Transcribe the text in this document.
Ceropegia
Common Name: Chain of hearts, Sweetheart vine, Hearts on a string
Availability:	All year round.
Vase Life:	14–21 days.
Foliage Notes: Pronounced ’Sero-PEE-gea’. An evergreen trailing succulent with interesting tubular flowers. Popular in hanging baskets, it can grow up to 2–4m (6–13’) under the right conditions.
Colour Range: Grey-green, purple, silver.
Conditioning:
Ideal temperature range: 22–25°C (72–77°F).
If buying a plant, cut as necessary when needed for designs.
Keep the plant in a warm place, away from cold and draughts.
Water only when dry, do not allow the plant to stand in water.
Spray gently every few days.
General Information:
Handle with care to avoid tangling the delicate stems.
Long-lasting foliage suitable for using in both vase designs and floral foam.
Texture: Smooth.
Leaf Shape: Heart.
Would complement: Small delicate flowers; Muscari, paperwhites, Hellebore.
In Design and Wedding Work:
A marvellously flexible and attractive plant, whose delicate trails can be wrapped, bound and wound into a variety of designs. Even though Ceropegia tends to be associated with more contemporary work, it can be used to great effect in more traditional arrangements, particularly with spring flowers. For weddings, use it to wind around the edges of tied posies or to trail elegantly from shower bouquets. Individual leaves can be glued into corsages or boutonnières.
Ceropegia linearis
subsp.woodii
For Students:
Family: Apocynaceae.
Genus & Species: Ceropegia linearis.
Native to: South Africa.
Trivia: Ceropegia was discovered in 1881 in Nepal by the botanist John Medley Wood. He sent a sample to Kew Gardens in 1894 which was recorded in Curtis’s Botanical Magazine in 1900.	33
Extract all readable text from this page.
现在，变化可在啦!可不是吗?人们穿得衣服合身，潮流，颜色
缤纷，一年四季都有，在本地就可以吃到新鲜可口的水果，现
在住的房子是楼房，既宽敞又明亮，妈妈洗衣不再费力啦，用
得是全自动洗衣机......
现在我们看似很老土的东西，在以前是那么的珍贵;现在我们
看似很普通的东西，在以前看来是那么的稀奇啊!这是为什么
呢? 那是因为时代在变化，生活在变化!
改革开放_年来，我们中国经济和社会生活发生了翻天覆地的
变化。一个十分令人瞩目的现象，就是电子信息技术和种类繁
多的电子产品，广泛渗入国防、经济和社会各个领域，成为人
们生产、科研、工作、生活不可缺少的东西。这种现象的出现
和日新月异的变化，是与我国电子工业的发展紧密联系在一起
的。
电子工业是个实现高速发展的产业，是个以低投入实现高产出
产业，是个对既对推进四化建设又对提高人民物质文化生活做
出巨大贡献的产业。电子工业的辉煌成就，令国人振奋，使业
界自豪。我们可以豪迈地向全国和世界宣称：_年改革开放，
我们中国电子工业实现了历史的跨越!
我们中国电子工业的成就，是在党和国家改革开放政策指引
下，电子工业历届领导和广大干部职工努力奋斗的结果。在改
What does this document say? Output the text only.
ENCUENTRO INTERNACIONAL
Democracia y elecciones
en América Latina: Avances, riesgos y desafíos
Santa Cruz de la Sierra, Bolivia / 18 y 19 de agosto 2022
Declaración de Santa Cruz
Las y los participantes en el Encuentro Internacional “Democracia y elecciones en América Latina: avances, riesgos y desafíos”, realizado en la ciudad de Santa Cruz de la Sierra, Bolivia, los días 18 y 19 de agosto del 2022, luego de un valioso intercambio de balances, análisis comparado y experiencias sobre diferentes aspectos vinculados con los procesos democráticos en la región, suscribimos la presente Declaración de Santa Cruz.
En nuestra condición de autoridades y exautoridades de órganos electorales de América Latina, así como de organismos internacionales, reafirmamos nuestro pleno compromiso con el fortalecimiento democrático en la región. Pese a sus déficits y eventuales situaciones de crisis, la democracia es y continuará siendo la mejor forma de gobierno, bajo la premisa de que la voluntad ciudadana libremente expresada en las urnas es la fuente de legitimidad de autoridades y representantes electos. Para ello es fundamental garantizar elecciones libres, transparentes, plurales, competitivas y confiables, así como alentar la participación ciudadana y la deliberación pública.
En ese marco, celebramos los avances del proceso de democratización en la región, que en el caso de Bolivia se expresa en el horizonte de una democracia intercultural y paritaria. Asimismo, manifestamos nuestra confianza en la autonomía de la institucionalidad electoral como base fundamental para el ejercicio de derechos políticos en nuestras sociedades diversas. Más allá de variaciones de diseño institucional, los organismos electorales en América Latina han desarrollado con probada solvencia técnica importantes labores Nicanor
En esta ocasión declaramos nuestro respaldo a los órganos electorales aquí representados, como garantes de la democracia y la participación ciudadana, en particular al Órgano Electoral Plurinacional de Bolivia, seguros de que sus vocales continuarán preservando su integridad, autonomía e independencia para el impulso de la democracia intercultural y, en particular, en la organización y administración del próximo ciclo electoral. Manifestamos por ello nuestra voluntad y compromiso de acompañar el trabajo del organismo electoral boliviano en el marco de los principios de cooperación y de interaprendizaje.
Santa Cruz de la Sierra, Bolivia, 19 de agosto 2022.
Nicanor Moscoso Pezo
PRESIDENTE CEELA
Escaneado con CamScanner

• **What the task asks**
Extract every entry above as it appears.

• **Full solution**
Transcribe the text in this document.
Ceropegia
Common Name: Chain of hearts, Sweetheart vine, Hearts on a string
Availability:	All year round.
Vase Life:	14–21 days.
Foliage Notes: Pronounced ’Sero-PEE-gea’. An evergreen trailing succulent with interesting tubular flowers. Popular in hanging baskets, it can grow up to 2–4m (6–13’) under the right conditions.
Colour Range: Grey-green, purple, silver.
Conditioning:
Ideal temperature range: 22–25°C (72–77°F).
If buying a plant, cut as necessary when needed for designs.
Keep the plant in a warm place, away from cold and draughts.
Water only when dry, do not allow the plant to stand in water.
Spray gently every few days.
General Information:
Handle with care to avoid tangling the delicate stems.
Long-lasting foliage suitable for using in both vase designs and floral foam.
Texture: Smooth.
Leaf Shape: Heart.
Would complement: Small delicate flowers; Muscari, paperwhites, Hellebore.
In Design and Wedding Work:
A marvellously flexible and attractive plant, whose delicate trails can be wrapped, bound and wound into a variety of designs. Even though Ceropegia tends to be associated with more contemporary work, it can be used to great effect in more traditional arrangements, particularly with spring flowers. For weddings, use it to wind around the edges of tied posies or to trail elegantly from shower bouquets. Individual leaves can be glued into corsages or boutonnières.
Ceropegia linearis
subsp.woodii
For Students:
Family: Apocynaceae.
Genus & Species: Ceropegia linearis.
Native to: South Africa.
Trivia: Ceropegia was discovered in 1881 in Nepal by the botanist John Medley Wood. He sent a sample to Kew Gardens in 1894 which was recorded in Curtis’s Botanical Magazine in 1900.	33
Extract all readable text from this page.
现在，变化可在啦!可不是吗?人们穿得衣服合身，潮流，颜色
缤纷，一年四季都有，在本地就可以吃到新鲜可口的水果，现
在住的房子是楼房，既宽敞又明亮，妈妈洗衣不再费力啦，用
得是全自动洗衣机......
现在我们看似很老土的东西，在以前是那么的珍贵;现在我们
看似很普通的东西，在以前看来是那么的稀奇啊!这是为什么
呢? 那是因为时代在变化，生活在变化!
改革开放_年来，我们中国经济和社会生活发生了翻天覆地的
变化。一个十分令人瞩目的现象，就是电子信息技术和种类繁
多的电子产品，广泛渗入国防、经济和社会各个领域，成为人
们生产、科研、工作、生活不可缺少的东西。这种现象的出现
和日新月异的变化，是与我国电子工业的发展紧密联系在一起
的。
电子工业是个实现高速发展的产业，是个以低投入实现高产出
产业，是个对既对推进四化建设又对提高人民物质文化生活做
出巨大贡献的产业。电子工业的辉煌成就，令国人振奋，使业
界自豪。我们可以豪迈地向全国和世界宣称：_年改革开放，
我们中国电子工业实现了历史的跨越!
我们中国电子工业的成就，是在党和国家改革开放政策指引
下，电子工业历届领导和广大干部职工努力奋斗的结果。在改
What does this document say? Output the text only.
ENCUENTRO INTERNACIONAL
Democracia y elecciones
en América Latina: Avances, riesgos y desafíos
Santa Cruz de la Sierra, Bolivia / 18 y 19 de agosto 2022
Declaración de Santa Cruz
Las y los participantes en el Encuentro Internacional “Democracia y elecciones en América Latina: avances, riesgos y desafíos”, realizado en la ciudad de Santa Cruz de la Sierra, Bolivia, los días 18 y 19 de agosto del 2022, luego de un valioso intercambio de balances, análisis comparado y experiencias sobre diferentes aspectos vinculados con los procesos democráticos en la región, suscribimos la presente Declaración de Santa Cruz.
En nuestra condición de autoridades y exautoridades de órganos electorales de América Latina, así como de organismos internacionales, reafirmamos nuestro pleno compromiso con el fortalecimiento democrático en la región. Pese a sus déficits y eventuales situaciones de crisis, la democracia es y continuará siendo la mejor forma de gobierno, bajo la premisa de que la voluntad ciudadana libremente expresada en las urnas es la fuente de legitimidad de autoridades y representantes electos. Para ello es fundamental garantizar elecciones libres, transparentes, plurales, competitivas y confiables, así como alentar la participación ciudadana y la deliberación pública.
En ese marco, celebramos los avances del proceso de democratización en la región, que en el caso de Bolivia se expresa en el horizonte de una democracia intercultural y paritaria. Asimismo, manifestamos nuestra confianza en la autonomía de la institucionalidad electoral como base fundamental para el ejercicio de derechos políticos en nuestras sociedades diversas. Más allá de variaciones de diseño institucional, los organismos electorales en América Latina han desarrollado con probada solvencia técnica importantes labores Nicanor
En esta ocasión declaramos nuestro respaldo a los órganos electorales aquí representados, como garantes de la democracia y la participación ciudadana, en particular al Órgano Electoral Plurinacional de Bolivia, seguros de que sus vocales continuarán preservando su integridad, autonomía e independencia para el impulso de la democracia intercultural y, en particular, en la organización y administración del próximo ciclo electoral. Manifestamos por ello nuestra voluntad y compromiso de acompañar el trabajo del organismo electoral boliviano en el marco de los principios de cooperación y de interaprendizaje.
Santa Cruz de la Sierra, Bolivia, 19 de agosto 2022.
Nicanor Moscoso Pezo
PRESIDENTE CEELA
Escaneado con CamScanner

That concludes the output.